WHAT THE TASK ASKS: Emit the data below verbatim, stripping out any pictures.
※ ※ ※
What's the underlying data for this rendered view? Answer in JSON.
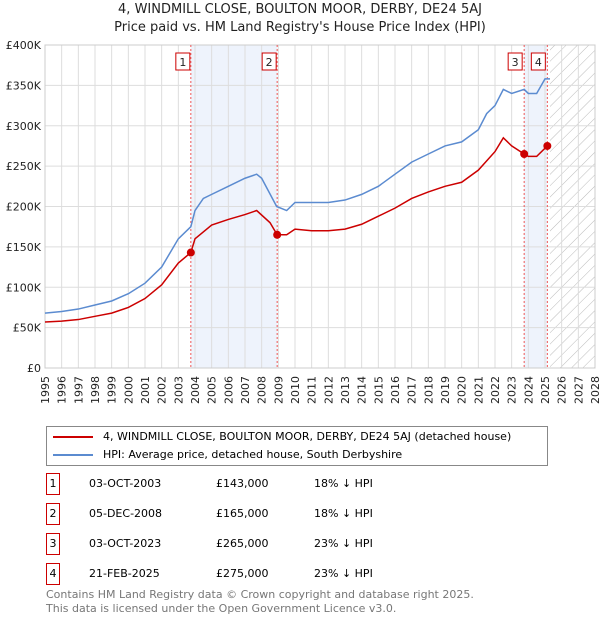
{
  "chart_data": {
    "type": "line",
    "title": "4, WINDMILL CLOSE, BOULTON MOOR, DERBY, DE24 5AJ",
    "subtitle": "Price paid vs. HM Land Registry's House Price Index (HPI)",
    "xlim": [
      1995,
      2028
    ],
    "ylim": [
      0,
      400000
    ],
    "y_ticks": [
      0,
      50000,
      100000,
      150000,
      200000,
      250000,
      300000,
      350000,
      400000
    ],
    "y_tick_labels": [
      "£0",
      "£50K",
      "£100K",
      "£150K",
      "£200K",
      "£250K",
      "£300K",
      "£350K",
      "£400K"
    ],
    "x_ticks": [
      1995,
      1996,
      1997,
      1998,
      1999,
      2000,
      2001,
      2002,
      2003,
      2004,
      2005,
      2006,
      2007,
      2008,
      2009,
      2010,
      2011,
      2012,
      2013,
      2014,
      2015,
      2016,
      2017,
      2018,
      2019,
      2020,
      2021,
      2022,
      2023,
      2024,
      2025,
      2026,
      2027,
      2028
    ],
    "grid": true,
    "forecast_hatch_from": 2025.3,
    "shaded_ranges": [
      [
        2003.75,
        2008.93
      ],
      [
        2023.75,
        2025.14
      ]
    ],
    "series": [
      {
        "name": "4, WINDMILL CLOSE, BOULTON MOOR, DERBY, DE24 5AJ (detached house)",
        "color": "#cc0000",
        "x": [
          1995,
          1996,
          1997,
          1998,
          1999,
          2000,
          2001,
          2002,
          2003,
          2003.75,
          2004,
          2005,
          2006,
          2007,
          2007.7,
          2008.5,
          2008.93,
          2009.5,
          2010,
          2011,
          2012,
          2013,
          2014,
          2015,
          2016,
          2017,
          2018,
          2019,
          2020,
          2021,
          2022,
          2022.5,
          2023,
          2023.75,
          2024,
          2024.5,
          2025.14,
          2025.3
        ],
        "y": [
          57000,
          58000,
          60000,
          64000,
          68000,
          75000,
          86000,
          103000,
          130000,
          143000,
          160000,
          177000,
          184000,
          190000,
          195000,
          180000,
          165000,
          165000,
          172000,
          170000,
          170000,
          172000,
          178000,
          188000,
          198000,
          210000,
          218000,
          225000,
          230000,
          245000,
          268000,
          285000,
          275000,
          265000,
          262000,
          262000,
          275000,
          278000
        ]
      },
      {
        "name": "HPI: Average price, detached house, South Derbyshire",
        "color": "#5b8bd0",
        "x": [
          1995,
          1996,
          1997,
          1998,
          1999,
          2000,
          2001,
          2002,
          2003,
          2003.75,
          2004,
          2004.5,
          2005,
          2006,
          2007,
          2007.7,
          2008,
          2008.9,
          2009.5,
          2010,
          2011,
          2012,
          2013,
          2014,
          2015,
          2016,
          2017,
          2018,
          2019,
          2020,
          2021,
          2021.5,
          2022,
          2022.5,
          2023,
          2023.75,
          2024,
          2024.5,
          2025,
          2025.3
        ],
        "y": [
          68000,
          70000,
          73000,
          78000,
          83000,
          92000,
          105000,
          125000,
          160000,
          175000,
          195000,
          210000,
          215000,
          225000,
          235000,
          240000,
          235000,
          200000,
          195000,
          205000,
          205000,
          205000,
          208000,
          215000,
          225000,
          240000,
          255000,
          265000,
          275000,
          280000,
          295000,
          315000,
          325000,
          345000,
          340000,
          345000,
          340000,
          340000,
          358000,
          358000
        ]
      }
    ],
    "sales": [
      {
        "label": "1",
        "date": "03-OCT-2003",
        "x": 2003.75,
        "price": 143000,
        "price_label": "£143,000",
        "hpi": "18% ↓ HPI"
      },
      {
        "label": "2",
        "date": "05-DEC-2008",
        "x": 2008.93,
        "price": 165000,
        "price_label": "£165,000",
        "hpi": "18% ↓ HPI"
      },
      {
        "label": "3",
        "date": "03-OCT-2023",
        "x": 2023.75,
        "price": 265000,
        "price_label": "£265,000",
        "hpi": "23% ↓ HPI"
      },
      {
        "label": "4",
        "date": "21-FEB-2025",
        "x": 2025.14,
        "price": 275000,
        "price_label": "£275,000",
        "hpi": "23% ↓ HPI"
      }
    ]
  },
  "footer": {
    "line1": "Contains HM Land Registry data © Crown copyright and database right 2025.",
    "line2": "This data is licensed under the Open Government Licence v3.0."
  }
}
※ ※ ※
FINISHED ANSWER:
What's the underlying data for this rendered view? Answer in JSON.
{
  "chart_data": {
    "type": "line",
    "title": "4, WINDMILL CLOSE, BOULTON MOOR, DERBY, DE24 5AJ",
    "subtitle": "Price paid vs. HM Land Registry's House Price Index (HPI)",
    "xlim": [
      1995,
      2028
    ],
    "ylim": [
      0,
      400000
    ],
    "y_ticks": [
      0,
      50000,
      100000,
      150000,
      200000,
      250000,
      300000,
      350000,
      400000
    ],
    "y_tick_labels": [
      "£0",
      "£50K",
      "£100K",
      "£150K",
      "£200K",
      "£250K",
      "£300K",
      "£350K",
      "£400K"
    ],
    "x_ticks": [
      1995,
      1996,
      1997,
      1998,
      1999,
      2000,
      2001,
      2002,
      2003,
      2004,
      2005,
      2006,
      2007,
      2008,
      2009,
      2010,
      2011,
      2012,
      2013,
      2014,
      2015,
      2016,
      2017,
      2018,
      2019,
      2020,
      2021,
      2022,
      2023,
      2024,
      2025,
      2026,
      2027,
      2028
    ],
    "grid": true,
    "forecast_hatch_from": 2025.3,
    "shaded_ranges": [
      [
        2003.75,
        2008.93
      ],
      [
        2023.75,
        2025.14
      ]
    ],
    "series": [
      {
        "name": "4, WINDMILL CLOSE, BOULTON MOOR, DERBY, DE24 5AJ (detached house)",
        "color": "#cc0000",
        "x": [
          1995,
          1996,
          1997,
          1998,
          1999,
          2000,
          2001,
          2002,
          2003,
          2003.75,
          2004,
          2005,
          2006,
          2007,
          2007.7,
          2008.5,
          2008.93,
          2009.5,
          2010,
          2011,
          2012,
          2013,
          2014,
          2015,
          2016,
          2017,
          2018,
          2019,
          2020,
          2021,
          2022,
          2022.5,
          2023,
          2023.75,
          2024,
          2024.5,
          2025.14,
          2025.3
        ],
        "y": [
          57000,
          58000,
          60000,
          64000,
          68000,
          75000,
          86000,
          103000,
          130000,
          143000,
          160000,
          177000,
          184000,
          190000,
          195000,
          180000,
          165000,
          165000,
          172000,
          170000,
          170000,
          172000,
          178000,
          188000,
          198000,
          210000,
          218000,
          225000,
          230000,
          245000,
          268000,
          285000,
          275000,
          265000,
          262000,
          262000,
          275000,
          278000
        ]
      },
      {
        "name": "HPI: Average price, detached house, South Derbyshire",
        "color": "#5b8bd0",
        "x": [
          1995,
          1996,
          1997,
          1998,
          1999,
          2000,
          2001,
          2002,
          2003,
          2003.75,
          2004,
          2004.5,
          2005,
          2006,
          2007,
          2007.7,
          2008,
          2008.9,
          2009.5,
          2010,
          2011,
          2012,
          2013,
          2014,
          2015,
          2016,
          2017,
          2018,
          2019,
          2020,
          2021,
          2021.5,
          2022,
          2022.5,
          2023,
          2023.75,
          2024,
          2024.5,
          2025,
          2025.3
        ],
        "y": [
          68000,
          70000,
          73000,
          78000,
          83000,
          92000,
          105000,
          125000,
          160000,
          175000,
          195000,
          210000,
          215000,
          225000,
          235000,
          240000,
          235000,
          200000,
          195000,
          205000,
          205000,
          205000,
          208000,
          215000,
          225000,
          240000,
          255000,
          265000,
          275000,
          280000,
          295000,
          315000,
          325000,
          345000,
          340000,
          345000,
          340000,
          340000,
          358000,
          358000
        ]
      }
    ],
    "sales": [
      {
        "label": "1",
        "date": "03-OCT-2003",
        "x": 2003.75,
        "price": 143000,
        "price_label": "£143,000",
        "hpi": "18% ↓ HPI"
      },
      {
        "label": "2",
        "date": "05-DEC-2008",
        "x": 2008.93,
        "price": 165000,
        "price_label": "£165,000",
        "hpi": "18% ↓ HPI"
      },
      {
        "label": "3",
        "date": "03-OCT-2023",
        "x": 2023.75,
        "price": 265000,
        "price_label": "£265,000",
        "hpi": "23% ↓ HPI"
      },
      {
        "label": "4",
        "date": "21-FEB-2025",
        "x": 2025.14,
        "price": 275000,
        "price_label": "£275,000",
        "hpi": "23% ↓ HPI"
      }
    ]
  },
  "footer": {
    "line1": "Contains HM Land Registry data © Crown copyright and database right 2025.",
    "line2": "This data is licensed under the Open Government Licence v3.0."
  }
}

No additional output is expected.